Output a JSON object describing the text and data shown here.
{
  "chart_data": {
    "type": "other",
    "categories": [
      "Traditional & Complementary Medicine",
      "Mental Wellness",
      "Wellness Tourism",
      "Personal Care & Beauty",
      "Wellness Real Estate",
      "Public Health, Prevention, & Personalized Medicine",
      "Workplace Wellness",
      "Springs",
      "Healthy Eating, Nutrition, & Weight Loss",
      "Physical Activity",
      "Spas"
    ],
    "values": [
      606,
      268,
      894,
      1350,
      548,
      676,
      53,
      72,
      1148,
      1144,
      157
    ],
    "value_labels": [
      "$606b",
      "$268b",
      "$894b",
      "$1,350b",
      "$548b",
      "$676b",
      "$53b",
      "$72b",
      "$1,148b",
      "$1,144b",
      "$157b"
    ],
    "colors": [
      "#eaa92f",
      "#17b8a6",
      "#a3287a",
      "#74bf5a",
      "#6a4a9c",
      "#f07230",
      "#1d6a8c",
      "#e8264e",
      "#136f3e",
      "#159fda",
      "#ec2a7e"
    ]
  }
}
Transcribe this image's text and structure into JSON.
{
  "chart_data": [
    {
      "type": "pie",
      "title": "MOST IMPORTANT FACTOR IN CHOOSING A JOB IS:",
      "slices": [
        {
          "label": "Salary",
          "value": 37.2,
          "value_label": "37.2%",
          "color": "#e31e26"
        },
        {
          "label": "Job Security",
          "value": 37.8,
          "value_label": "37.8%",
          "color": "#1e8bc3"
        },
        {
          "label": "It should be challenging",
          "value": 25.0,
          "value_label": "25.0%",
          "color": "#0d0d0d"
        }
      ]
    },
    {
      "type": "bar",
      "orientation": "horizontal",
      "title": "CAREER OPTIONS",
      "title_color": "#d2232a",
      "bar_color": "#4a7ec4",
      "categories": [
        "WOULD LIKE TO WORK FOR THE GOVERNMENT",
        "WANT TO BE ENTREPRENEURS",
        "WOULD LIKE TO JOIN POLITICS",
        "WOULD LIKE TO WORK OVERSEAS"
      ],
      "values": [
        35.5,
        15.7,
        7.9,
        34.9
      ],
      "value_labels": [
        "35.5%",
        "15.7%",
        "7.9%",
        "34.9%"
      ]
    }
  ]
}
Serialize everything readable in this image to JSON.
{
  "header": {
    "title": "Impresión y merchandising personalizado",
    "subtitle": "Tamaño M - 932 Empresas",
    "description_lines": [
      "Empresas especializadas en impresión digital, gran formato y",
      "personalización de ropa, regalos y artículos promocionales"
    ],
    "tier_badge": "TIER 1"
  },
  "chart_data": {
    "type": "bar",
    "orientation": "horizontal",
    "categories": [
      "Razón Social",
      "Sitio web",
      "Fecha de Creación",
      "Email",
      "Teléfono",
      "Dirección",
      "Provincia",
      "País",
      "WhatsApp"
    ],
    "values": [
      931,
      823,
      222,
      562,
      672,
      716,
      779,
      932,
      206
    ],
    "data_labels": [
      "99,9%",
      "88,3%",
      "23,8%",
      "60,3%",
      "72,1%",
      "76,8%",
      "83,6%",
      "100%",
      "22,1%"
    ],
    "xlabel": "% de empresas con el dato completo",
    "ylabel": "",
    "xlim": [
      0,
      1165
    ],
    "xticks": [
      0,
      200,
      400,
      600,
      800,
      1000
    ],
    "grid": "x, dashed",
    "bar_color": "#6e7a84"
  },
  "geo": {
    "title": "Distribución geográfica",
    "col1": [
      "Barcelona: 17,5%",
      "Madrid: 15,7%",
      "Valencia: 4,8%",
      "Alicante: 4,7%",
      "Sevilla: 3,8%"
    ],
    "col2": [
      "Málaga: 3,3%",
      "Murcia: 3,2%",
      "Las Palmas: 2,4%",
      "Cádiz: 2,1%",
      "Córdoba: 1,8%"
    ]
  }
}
__________________________________________________
THE TASK: Repeat all of the entries exactly.

RESPONSE TO THIS EXERCISE:
Output a JSON object describing the text and data shown here.
{
  "chart_data": {
    "type": "other",
    "categories": [
      "Traditional & Complementary Medicine",
      "Mental Wellness",
      "Wellness Tourism",
      "Personal Care & Beauty",
      "Wellness Real Estate",
      "Public Health, Prevention, & Personalized Medicine",
      "Workplace Wellness",
      "Springs",
      "Healthy Eating, Nutrition, & Weight Loss",
      "Physical Activity",
      "Spas"
    ],
    "values": [
      606,
      268,
      894,
      1350,
      548,
      676,
      53,
      72,
      1148,
      1144,
      157
    ],
    "value_labels": [
      "$606b",
      "$268b",
      "$894b",
      "$1,350b",
      "$548b",
      "$676b",
      "$53b",
      "$72b",
      "$1,148b",
      "$1,144b",
      "$157b"
    ],
    "colors": [
      "#eaa92f",
      "#17b8a6",
      "#a3287a",
      "#74bf5a",
      "#6a4a9c",
      "#f07230",
      "#1d6a8c",
      "#e8264e",
      "#136f3e",
      "#159fda",
      "#ec2a7e"
    ]
  }
}
Transcribe this image's text and structure into JSON.
{
  "chart_data": [
    {
      "type": "pie",
      "title": "MOST IMPORTANT FACTOR IN CHOOSING A JOB IS:",
      "slices": [
        {
          "label": "Salary",
          "value": 37.2,
          "value_label": "37.2%",
          "color": "#e31e26"
        },
        {
          "label": "Job Security",
          "value": 37.8,
          "value_label": "37.8%",
          "color": "#1e8bc3"
        },
        {
          "label": "It should be challenging",
          "value": 25.0,
          "value_label": "25.0%",
          "color": "#0d0d0d"
        }
      ]
    },
    {
      "type": "bar",
      "orientation": "horizontal",
      "title": "CAREER OPTIONS",
      "title_color": "#d2232a",
      "bar_color": "#4a7ec4",
      "categories": [
        "WOULD LIKE TO WORK FOR THE GOVERNMENT",
        "WANT TO BE ENTREPRENEURS",
        "WOULD LIKE TO JOIN POLITICS",
        "WOULD LIKE TO WORK OVERSEAS"
      ],
      "values": [
        35.5,
        15.7,
        7.9,
        34.9
      ],
      "value_labels": [
        "35.5%",
        "15.7%",
        "7.9%",
        "34.9%"
      ]
    }
  ]
}
Serialize everything readable in this image to JSON.
{
  "header": {
    "title": "Impresión y merchandising personalizado",
    "subtitle": "Tamaño M - 932 Empresas",
    "description_lines": [
      "Empresas especializadas en impresión digital, gran formato y",
      "personalización de ropa, regalos y artículos promocionales"
    ],
    "tier_badge": "TIER 1"
  },
  "chart_data": {
    "type": "bar",
    "orientation": "horizontal",
    "categories": [
      "Razón Social",
      "Sitio web",
      "Fecha de Creación",
      "Email",
      "Teléfono",
      "Dirección",
      "Provincia",
      "País",
      "WhatsApp"
    ],
    "values": [
      931,
      823,
      222,
      562,
      672,
      716,
      779,
      932,
      206
    ],
    "data_labels": [
      "99,9%",
      "88,3%",
      "23,8%",
      "60,3%",
      "72,1%",
      "76,8%",
      "83,6%",
      "100%",
      "22,1%"
    ],
    "xlabel": "% de empresas con el dato completo",
    "ylabel": "",
    "xlim": [
      0,
      1165
    ],
    "xticks": [
      0,
      200,
      400,
      600,
      800,
      1000
    ],
    "grid": "x, dashed",
    "bar_color": "#6e7a84"
  },
  "geo": {
    "title": "Distribución geográfica",
    "col1": [
      "Barcelona: 17,5%",
      "Madrid: 15,7%",
      "Valencia: 4,8%",
      "Alicante: 4,7%",
      "Sevilla: 3,8%"
    ],
    "col2": [
      "Málaga: 3,3%",
      "Murcia: 3,2%",
      "Las Palmas: 2,4%",
      "Cádiz: 2,1%",
      "Córdoba: 1,8%"
    ]
  }
}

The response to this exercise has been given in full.